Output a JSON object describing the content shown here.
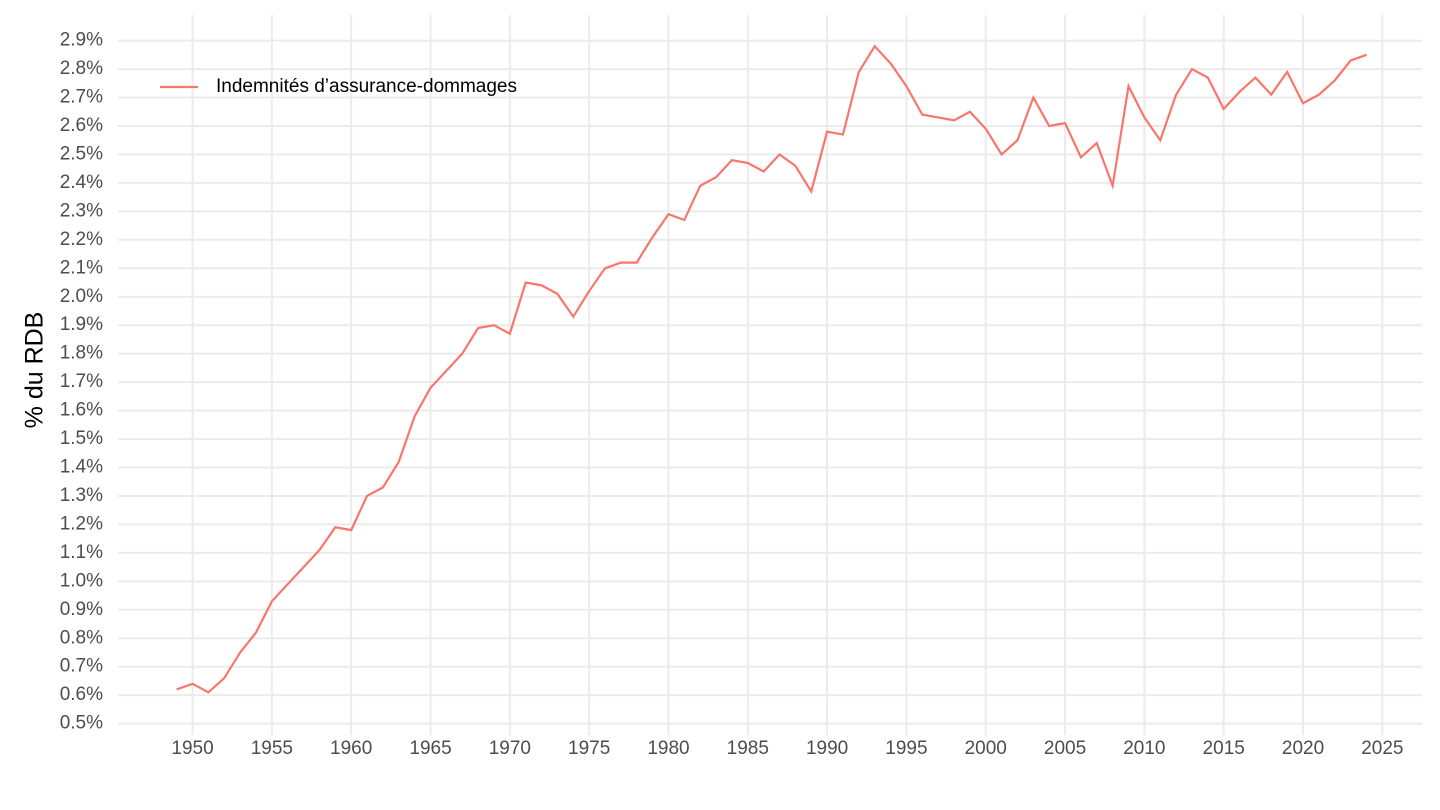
{
  "chart_data": {
    "type": "line",
    "y_label": "% du RDB",
    "x": [
      1949,
      1950,
      1951,
      1952,
      1953,
      1954,
      1955,
      1956,
      1957,
      1958,
      1959,
      1960,
      1961,
      1962,
      1963,
      1964,
      1965,
      1966,
      1967,
      1968,
      1969,
      1970,
      1971,
      1972,
      1973,
      1974,
      1975,
      1976,
      1977,
      1978,
      1979,
      1980,
      1981,
      1982,
      1983,
      1984,
      1985,
      1986,
      1987,
      1988,
      1989,
      1990,
      1991,
      1992,
      1993,
      1994,
      1995,
      1996,
      1997,
      1998,
      1999,
      2000,
      2001,
      2002,
      2003,
      2004,
      2005,
      2006,
      2007,
      2008,
      2009,
      2010,
      2011,
      2012,
      2013,
      2014,
      2015,
      2016,
      2017,
      2018,
      2019,
      2020,
      2021,
      2022,
      2023,
      2024
    ],
    "series": [
      {
        "name": "Indemnités d’assurance-dommages",
        "color": "#f8766d",
        "values": [
          0.62,
          0.64,
          0.61,
          0.66,
          0.75,
          0.82,
          0.93,
          0.99,
          1.05,
          1.11,
          1.19,
          1.18,
          1.3,
          1.33,
          1.42,
          1.58,
          1.68,
          1.74,
          1.8,
          1.89,
          1.9,
          1.87,
          2.05,
          2.04,
          2.01,
          1.93,
          2.02,
          2.1,
          2.12,
          2.12,
          2.21,
          2.29,
          2.27,
          2.39,
          2.42,
          2.48,
          2.47,
          2.44,
          2.5,
          2.46,
          2.37,
          2.58,
          2.57,
          2.79,
          2.88,
          2.82,
          2.74,
          2.64,
          2.63,
          2.62,
          2.65,
          2.59,
          2.5,
          2.55,
          2.7,
          2.6,
          2.61,
          2.49,
          2.54,
          2.39,
          2.74,
          2.63,
          2.55,
          2.71,
          2.8,
          2.77,
          2.66,
          2.72,
          2.77,
          2.71,
          2.79,
          2.68,
          2.71,
          2.76,
          2.83,
          2.85
        ]
      }
    ],
    "xlim": [
      1945.3,
      2027.5
    ],
    "xticks": [
      1950,
      1955,
      1960,
      1965,
      1970,
      1975,
      1980,
      1985,
      1990,
      1995,
      2000,
      2005,
      2010,
      2015,
      2020,
      2025
    ],
    "ylim": [
      0.46,
      2.99
    ],
    "yticks": [
      {
        "value": 0.5,
        "label": "0.5%"
      },
      {
        "value": 0.6,
        "label": "0.6%"
      },
      {
        "value": 0.7,
        "label": "0.7%"
      },
      {
        "value": 0.8,
        "label": "0.8%"
      },
      {
        "value": 0.9,
        "label": "0.9%"
      },
      {
        "value": 1.0,
        "label": "1.0%"
      },
      {
        "value": 1.1,
        "label": "1.1%"
      },
      {
        "value": 1.2,
        "label": "1.2%"
      },
      {
        "value": 1.3,
        "label": "1.3%"
      },
      {
        "value": 1.4,
        "label": "1.4%"
      },
      {
        "value": 1.5,
        "label": "1.5%"
      },
      {
        "value": 1.6,
        "label": "1.6%"
      },
      {
        "value": 1.7,
        "label": "1.7%"
      },
      {
        "value": 1.8,
        "label": "1.8%"
      },
      {
        "value": 1.9,
        "label": "1.9%"
      },
      {
        "value": 2.0,
        "label": "2.0%"
      },
      {
        "value": 2.1,
        "label": "2.1%"
      },
      {
        "value": 2.2,
        "label": "2.2%"
      },
      {
        "value": 2.3,
        "label": "2.3%"
      },
      {
        "value": 2.4,
        "label": "2.4%"
      },
      {
        "value": 2.5,
        "label": "2.5%"
      },
      {
        "value": 2.6,
        "label": "2.6%"
      },
      {
        "value": 2.7,
        "label": "2.7%"
      },
      {
        "value": 2.8,
        "label": "2.8%"
      },
      {
        "value": 2.9,
        "label": "2.9%"
      }
    ],
    "grid": true,
    "legend": "top-left"
  }
}
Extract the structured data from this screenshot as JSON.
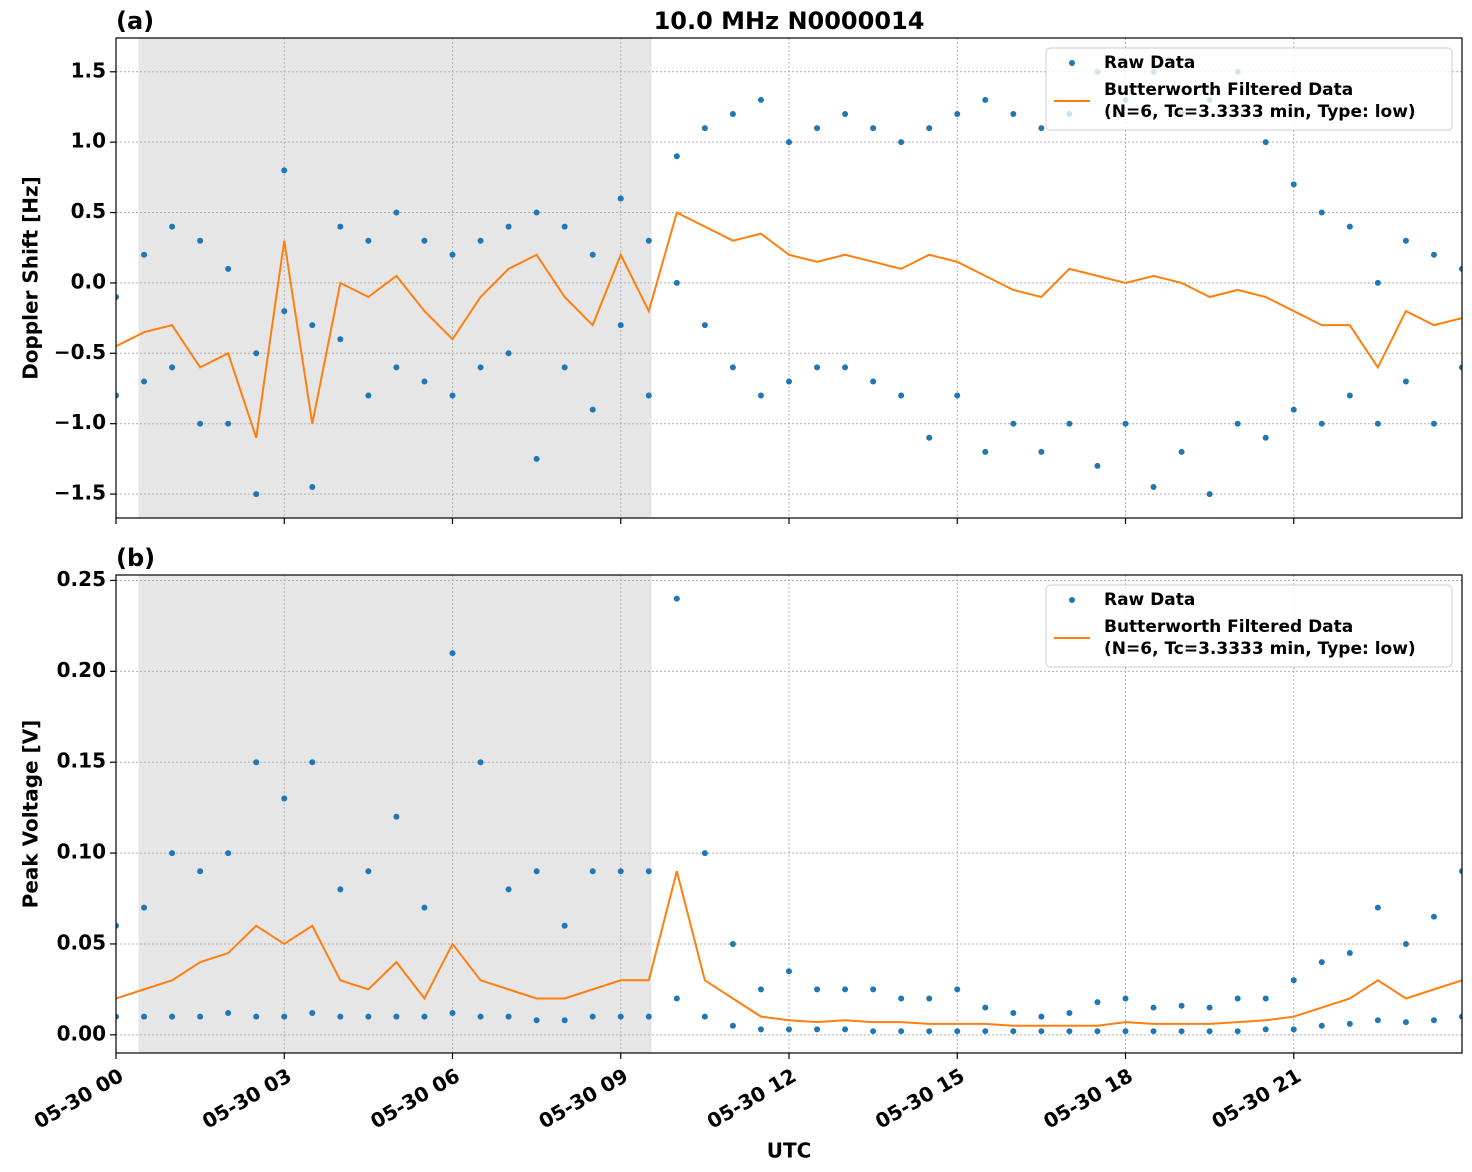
{
  "chart_data": [
    {
      "type": "line",
      "title": "10.0 MHz N0000014",
      "panel_label": "(a)",
      "ylabel": "Doppler Shift [Hz]",
      "xlim": [
        0,
        24
      ],
      "xticks": [
        0,
        3,
        6,
        9,
        12,
        15,
        18,
        21
      ],
      "ylim": [
        -1.67,
        1.74
      ],
      "yticks": [
        {
          "value": -1.5,
          "label": "−1.5"
        },
        {
          "value": -1,
          "label": "−1.0"
        },
        {
          "value": -0.5,
          "label": "−0.5"
        },
        {
          "value": 0,
          "label": "0.0"
        },
        0.5,
        {
          "value": 1,
          "label": "1.0"
        },
        1.5
      ],
      "grid": true,
      "legend": "upper right",
      "shade_span": [
        0.4,
        9.55
      ],
      "shade_color": "#e6e6e6",
      "series": [
        {
          "name": "Raw Data",
          "type": "scatter",
          "color": "#1f77b4",
          "x": [
            0,
            0.5,
            1,
            1.5,
            2,
            2.5,
            3,
            3.5,
            4,
            4.5,
            5,
            5.5,
            6,
            6.5,
            7,
            7.5,
            8,
            8.5,
            9,
            9.5,
            10,
            10.5,
            11,
            11.5,
            12,
            12.5,
            13,
            13.5,
            14,
            14.5,
            15,
            15.5,
            16,
            16.5,
            17,
            17.5,
            18,
            18.5,
            19,
            19.5,
            20,
            20.5,
            21,
            21.5,
            22,
            22.5,
            23,
            23.5,
            24,
            0,
            0.5,
            1,
            1.5,
            2,
            2.5,
            3,
            3.5,
            4,
            4.5,
            5,
            5.5,
            6,
            6.5,
            7,
            7.5,
            8,
            8.5,
            9,
            9.5,
            10,
            10.5,
            11,
            11.5,
            12,
            12.5,
            13,
            13.5,
            14,
            14.5,
            15,
            15.5,
            16,
            16.5,
            17,
            17.5,
            18,
            18.5,
            19,
            19.5,
            20,
            20.5,
            21,
            21.5,
            22,
            22.5,
            23,
            23.5,
            24
          ],
          "values": [
            -0.1,
            0.2,
            0.4,
            0.3,
            0.1,
            -0.5,
            0.8,
            -0.3,
            0.4,
            0.3,
            0.5,
            0.3,
            0.2,
            0.3,
            0.4,
            0.5,
            0.4,
            0.2,
            0.6,
            0.3,
            0.9,
            1.1,
            1.2,
            1.3,
            1.0,
            1.1,
            1.2,
            1.1,
            1.0,
            1.1,
            1.2,
            1.3,
            1.2,
            1.1,
            1.2,
            1.5,
            1.3,
            1.5,
            1.2,
            1.3,
            1.5,
            1.0,
            0.7,
            0.5,
            0.4,
            0.0,
            0.3,
            0.2,
            0.1,
            -0.8,
            -0.7,
            -0.6,
            -1.0,
            -1.0,
            -1.5,
            -0.2,
            -1.45,
            -0.4,
            -0.8,
            -0.6,
            -0.7,
            -0.8,
            -0.6,
            -0.5,
            -1.25,
            -0.6,
            -0.9,
            -0.3,
            -0.8,
            0.0,
            -0.3,
            -0.6,
            -0.8,
            -0.7,
            -0.6,
            -0.6,
            -0.7,
            -0.8,
            -1.1,
            -0.8,
            -1.2,
            -1.0,
            -1.2,
            -1.0,
            -1.3,
            -1.0,
            -1.45,
            -1.2,
            -1.5,
            -1.0,
            -1.1,
            -0.9,
            -1.0,
            -0.8,
            -1.0,
            -0.7,
            -1.0,
            -0.6
          ]
        },
        {
          "name": "Butterworth Filtered Data\n(N=6, Tc=3.3333 min, Type: low)",
          "type": "line",
          "color": "#ff7f0e",
          "x": [
            0,
            0.5,
            1,
            1.5,
            2,
            2.5,
            3,
            3.5,
            4,
            4.5,
            5,
            5.5,
            6,
            6.5,
            7,
            7.5,
            8,
            8.5,
            9,
            9.5,
            10,
            10.5,
            11,
            11.5,
            12,
            12.5,
            13,
            13.5,
            14,
            14.5,
            15,
            15.5,
            16,
            16.5,
            17,
            17.5,
            18,
            18.5,
            19,
            19.5,
            20,
            20.5,
            21,
            21.5,
            22,
            22.5,
            23,
            23.5,
            24
          ],
          "values": [
            -0.45,
            -0.35,
            -0.3,
            -0.6,
            -0.5,
            -1.1,
            0.3,
            -1.0,
            0.0,
            -0.1,
            0.05,
            -0.2,
            -0.4,
            -0.1,
            0.1,
            0.2,
            -0.1,
            -0.3,
            0.2,
            -0.2,
            0.5,
            0.4,
            0.3,
            0.35,
            0.2,
            0.15,
            0.2,
            0.15,
            0.1,
            0.2,
            0.15,
            0.05,
            -0.05,
            -0.1,
            0.1,
            0.05,
            0.0,
            0.05,
            0.0,
            -0.1,
            -0.05,
            -0.1,
            -0.2,
            -0.3,
            -0.3,
            -0.6,
            -0.2,
            -0.3,
            -0.25
          ]
        }
      ]
    },
    {
      "type": "line",
      "panel_label": "(b)",
      "ylabel": "Peak Voltage [V]",
      "xlabel": "UTC",
      "xlim": [
        0,
        24
      ],
      "xticks": [
        {
          "value": 0,
          "label": "05-30 00"
        },
        {
          "value": 3,
          "label": "05-30 03"
        },
        {
          "value": 6,
          "label": "05-30 06"
        },
        {
          "value": 9,
          "label": "05-30 09"
        },
        {
          "value": 12,
          "label": "05-30 12"
        },
        {
          "value": 15,
          "label": "05-30 15"
        },
        {
          "value": 18,
          "label": "05-30 18"
        },
        {
          "value": 21,
          "label": "05-30 21"
        }
      ],
      "ylim": [
        -0.01,
        0.253
      ],
      "yticks": [
        {
          "value": 0,
          "label": "0.00"
        },
        0.05,
        {
          "value": 0.1,
          "label": "0.10"
        },
        0.15,
        {
          "value": 0.2,
          "label": "0.20"
        },
        0.25
      ],
      "grid": true,
      "legend": "upper right",
      "shade_span": [
        0.4,
        9.55
      ],
      "shade_color": "#e6e6e6",
      "series": [
        {
          "name": "Raw Data",
          "type": "scatter",
          "color": "#1f77b4",
          "x": [
            0,
            0.5,
            1,
            1.5,
            2,
            2.5,
            3,
            3.5,
            4,
            4.5,
            5,
            5.5,
            6,
            6.5,
            7,
            7.5,
            8,
            8.5,
            9,
            9.5,
            10,
            10.5,
            11,
            11.5,
            12,
            12.5,
            13,
            13.5,
            14,
            14.5,
            15,
            15.5,
            16,
            16.5,
            17,
            17.5,
            18,
            18.5,
            19,
            19.5,
            20,
            20.5,
            21,
            21.5,
            22,
            22.5,
            23,
            23.5,
            24,
            0,
            0.5,
            1,
            1.5,
            2,
            2.5,
            3,
            3.5,
            4,
            4.5,
            5,
            5.5,
            6,
            6.5,
            7,
            7.5,
            8,
            8.5,
            9,
            9.5,
            10,
            10.5,
            11,
            11.5,
            12,
            12.5,
            13,
            13.5,
            14,
            14.5,
            15,
            15.5,
            16,
            16.5,
            17,
            17.5,
            18,
            18.5,
            19,
            19.5,
            20,
            20.5,
            21,
            21.5,
            22,
            22.5,
            23,
            23.5,
            24
          ],
          "values": [
            0.06,
            0.07,
            0.1,
            0.09,
            0.1,
            0.15,
            0.13,
            0.15,
            0.08,
            0.09,
            0.12,
            0.07,
            0.21,
            0.15,
            0.08,
            0.09,
            0.06,
            0.09,
            0.09,
            0.09,
            0.24,
            0.1,
            0.05,
            0.025,
            0.035,
            0.025,
            0.025,
            0.025,
            0.02,
            0.02,
            0.025,
            0.015,
            0.012,
            0.01,
            0.012,
            0.018,
            0.02,
            0.015,
            0.016,
            0.015,
            0.02,
            0.02,
            0.03,
            0.04,
            0.045,
            0.07,
            0.05,
            0.065,
            0.09,
            0.01,
            0.01,
            0.01,
            0.01,
            0.012,
            0.01,
            0.01,
            0.012,
            0.01,
            0.01,
            0.01,
            0.01,
            0.012,
            0.01,
            0.01,
            0.008,
            0.008,
            0.01,
            0.01,
            0.01,
            0.02,
            0.01,
            0.005,
            0.003,
            0.003,
            0.003,
            0.003,
            0.002,
            0.002,
            0.002,
            0.002,
            0.002,
            0.002,
            0.002,
            0.002,
            0.002,
            0.002,
            0.002,
            0.002,
            0.002,
            0.002,
            0.003,
            0.003,
            0.005,
            0.006,
            0.008,
            0.007,
            0.008,
            0.01
          ]
        },
        {
          "name": "Butterworth Filtered Data\n(N=6, Tc=3.3333 min, Type: low)",
          "type": "line",
          "color": "#ff7f0e",
          "x": [
            0,
            0.5,
            1,
            1.5,
            2,
            2.5,
            3,
            3.5,
            4,
            4.5,
            5,
            5.5,
            6,
            6.5,
            7,
            7.5,
            8,
            8.5,
            9,
            9.5,
            10,
            10.5,
            11,
            11.5,
            12,
            12.5,
            13,
            13.5,
            14,
            14.5,
            15,
            15.5,
            16,
            16.5,
            17,
            17.5,
            18,
            18.5,
            19,
            19.5,
            20,
            20.5,
            21,
            21.5,
            22,
            22.5,
            23,
            23.5,
            24
          ],
          "values": [
            0.02,
            0.025,
            0.03,
            0.04,
            0.045,
            0.06,
            0.05,
            0.06,
            0.03,
            0.025,
            0.04,
            0.02,
            0.05,
            0.03,
            0.025,
            0.02,
            0.02,
            0.025,
            0.03,
            0.03,
            0.09,
            0.03,
            0.02,
            0.01,
            0.008,
            0.007,
            0.008,
            0.007,
            0.007,
            0.006,
            0.006,
            0.006,
            0.005,
            0.005,
            0.005,
            0.005,
            0.007,
            0.006,
            0.006,
            0.006,
            0.007,
            0.008,
            0.01,
            0.015,
            0.02,
            0.03,
            0.02,
            0.025,
            0.03
          ]
        }
      ]
    }
  ]
}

WHAT THE TASK REQUIRES: Filter out every line that lacks the word "ylabel", and copy the rest.

THE REPLY:
      "ylabel": "Doppler Shift [Hz]",
      "ylabel": "Peak Voltage [V]",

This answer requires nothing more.